-- Start of SUPPLIED ENTRIES --

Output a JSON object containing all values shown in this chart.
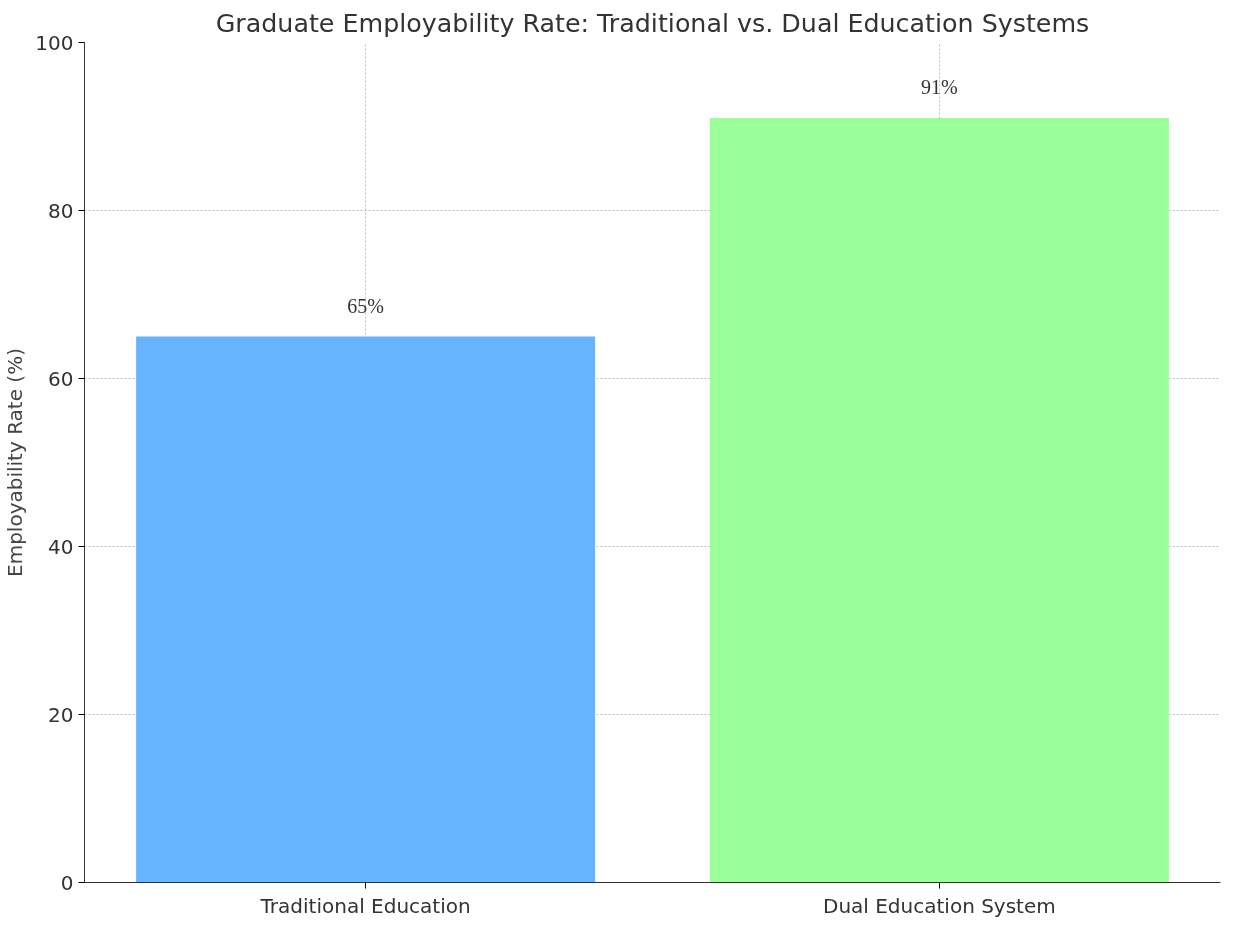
{
  "chart_data": {
    "type": "bar",
    "title": "Graduate Employability Rate: Traditional vs. Dual Education Systems",
    "ylabel": "Employability Rate (%)",
    "categories": [
      "Traditional Education",
      "Dual Education System"
    ],
    "values": [
      65,
      91
    ],
    "colors": [
      "#66b3ff",
      "#99ff99"
    ],
    "value_labels": [
      "65%",
      "91%"
    ],
    "ylim": [
      0,
      100
    ],
    "yticks": [
      0,
      20,
      40,
      60,
      80,
      100
    ],
    "grid": true
  }
}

-- End of SUPPLIED ENTRIES --

■ **YOUR OBJECTIVE**: Repeat the full listing above exactly, with no pictures in the copy.

■ **EXERCISE RESPONSE**:
Output a JSON object containing all values shown in this chart.
{
  "chart_data": {
    "type": "bar",
    "title": "Graduate Employability Rate: Traditional vs. Dual Education Systems",
    "ylabel": "Employability Rate (%)",
    "categories": [
      "Traditional Education",
      "Dual Education System"
    ],
    "values": [
      65,
      91
    ],
    "colors": [
      "#66b3ff",
      "#99ff99"
    ],
    "value_labels": [
      "65%",
      "91%"
    ],
    "ylim": [
      0,
      100
    ],
    "yticks": [
      0,
      20,
      40,
      60,
      80,
      100
    ],
    "grid": true
  }
}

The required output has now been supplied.